## EXERCISE OBJECTIVE:
Repeat the material verbatim and drop the pictures.

## DATA:
------------------------------------------------------------------------

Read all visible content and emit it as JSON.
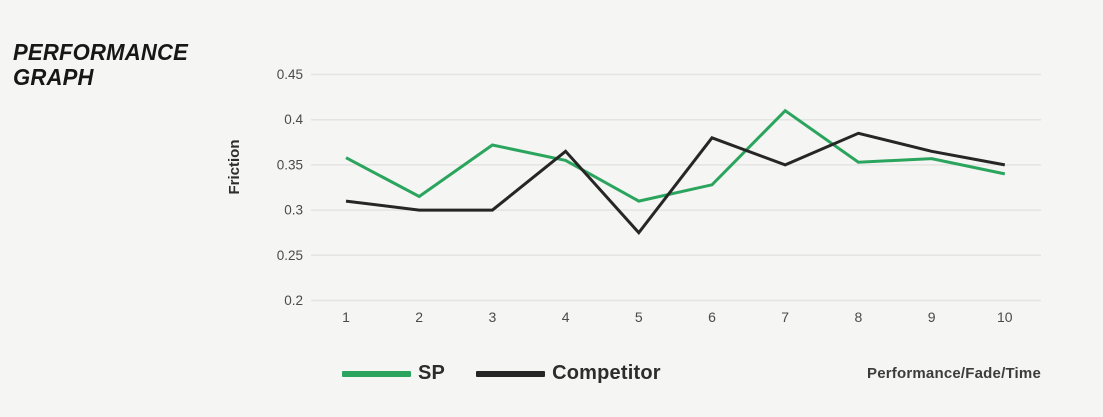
{
  "page": {
    "title": "PERFORMANCE GRAPH",
    "title_lines": [
      "PERFORMANCE",
      "GRAPH"
    ]
  },
  "chart_data": {
    "type": "line",
    "title": "PERFORMANCE GRAPH",
    "ylabel": "Friction",
    "xlabel": "Performance/Fade/Time",
    "x": [
      1,
      2,
      3,
      4,
      5,
      6,
      7,
      8,
      9,
      10
    ],
    "series": [
      {
        "name": "SP",
        "color": "#2ba55d",
        "values": [
          0.358,
          0.315,
          0.372,
          0.355,
          0.31,
          0.328,
          0.41,
          0.353,
          0.357,
          0.34
        ]
      },
      {
        "name": "Competitor",
        "color": "#262626",
        "values": [
          0.31,
          0.3,
          0.3,
          0.365,
          0.275,
          0.38,
          0.35,
          0.385,
          0.365,
          0.35
        ]
      }
    ],
    "ylim": [
      0.2,
      0.45
    ],
    "ytick_labels": [
      "0.45",
      "0.4",
      "0.35",
      "0.3",
      "0.25",
      "0.2"
    ],
    "grid": true,
    "legend_position": "bottom",
    "colors": {
      "background": "#f5f5f4",
      "gridline": "#e4e4e2",
      "tick_text": "#4a4a4a"
    }
  }
}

------------------------------------------------------------------------

## THE ANSWER:
Read all visible content and emit it as JSON.
{
  "page": {
    "title": "PERFORMANCE GRAPH",
    "title_lines": [
      "PERFORMANCE",
      "GRAPH"
    ]
  },
  "chart_data": {
    "type": "line",
    "title": "PERFORMANCE GRAPH",
    "ylabel": "Friction",
    "xlabel": "Performance/Fade/Time",
    "x": [
      1,
      2,
      3,
      4,
      5,
      6,
      7,
      8,
      9,
      10
    ],
    "series": [
      {
        "name": "SP",
        "color": "#2ba55d",
        "values": [
          0.358,
          0.315,
          0.372,
          0.355,
          0.31,
          0.328,
          0.41,
          0.353,
          0.357,
          0.34
        ]
      },
      {
        "name": "Competitor",
        "color": "#262626",
        "values": [
          0.31,
          0.3,
          0.3,
          0.365,
          0.275,
          0.38,
          0.35,
          0.385,
          0.365,
          0.35
        ]
      }
    ],
    "ylim": [
      0.2,
      0.45
    ],
    "ytick_labels": [
      "0.45",
      "0.4",
      "0.35",
      "0.3",
      "0.25",
      "0.2"
    ],
    "grid": true,
    "legend_position": "bottom",
    "colors": {
      "background": "#f5f5f4",
      "gridline": "#e4e4e2",
      "tick_text": "#4a4a4a"
    }
  }
}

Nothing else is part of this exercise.